* [Extrait choisi]:
Initialement publié [1] en mai 2006, ce billet vient d’être actualisé pour tenir compte du nombre, mis à jour, de « reconduites » à la frontières.

Près de 80.000 personnes ont été déboutées du droit d’asile depuis que Nicolas Sarkozy est entré au ministère de l’Intérieur (+40,5% [2] entre 2004 et 2005, +150% au total). Comme il s’en vantait [3] en mai 2006, « le nombre des reconduites à la frontière exécutées a doublé en trois ans : de 10 000 en 2002 à 20 000 en 2005« . Il flirte désormais avec les 25 000.

Ce record a été rendu « possible par la construction de centres de rétention administrative (968 places en juin 2002, 1 447 places aujourd’hui, 2 500 places en juin 2007) et par l’allongement de la durée de rétention (passée de 12 à 32 jours maximum)« .

A contrario, les méthodes deviennent expéditives : en février dernier, une circulaire expliquait [4] aux préfets comment parvenir concrètement à démultiplier le nombre d’interpellations de sans-papiers, y compris à leur domicile, dans les locaux d’associations, les foyers et centres d’hébergements, dans les véhicules (de pompiers, bus associatifs, ambulances…), et jusque dans les hôpitaux, et même les blocs opératoires… ce qui a d’ailleurs conduit Médecins du Monde a lancer une pétition [5] au motif que « le droit aux soins est inscrit dans le préambule de la constitution française (que) c’est un droit fondamental de la personne humaine (et qu’)il ne doit jamais être utilisé à d’autres fins que la préservation de la santé« .

La circulaire donne même « des recettes destinées à piéger ces étrangers par des convocations d’apparence anodine dans les préfectures« , afin de les y interpeller en leur faisant croire qu »ils sont convoqués pour être régularisés.

Selon Nicolas Sarkozy, qui situe le nombre de sans-papiers dans « une fourchette allant de 200 000 à 400 000 individus« , entre 80 000 et 100 000 étrangers en situation irrégulière s’installeraient en France chaque année.

* [Données]:
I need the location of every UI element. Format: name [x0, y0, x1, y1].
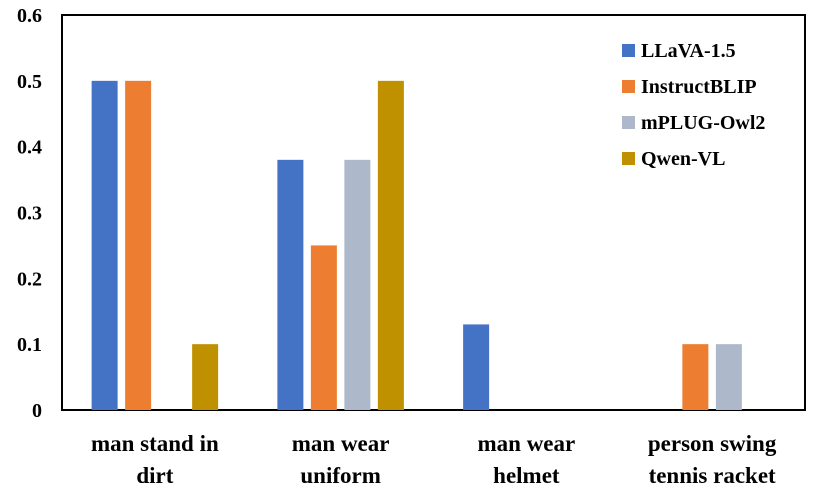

* [Tâche courte 1]:
D'après l'extrait choisi, combien de places les centres de rétention administrative comptaient-ils en juin 2002 ?
* [Tâche courte 2]:
En une à trois phrases, expliquez s'il vous plaît pourquoi Médecins du Monde a lancé une pétition, selon l'extrait choisi.

* [Bonne réponse 1]:
Ils comptaient 968 places.

* [Bonne réponse 2]:
Médecins du Monde a lancé une pétition parce que la circulaire de février permettait d'interpeller des sans-papiers jusque dans les hôpitaux et les blocs opératoires. L'association invoquait le droit aux soins, inscrit dans le préambule de la constitution française. Selon elle, c'est un droit fondamental de la personne humaine qui ne doit jamais servir à d'autres fins que la préservation de la santé.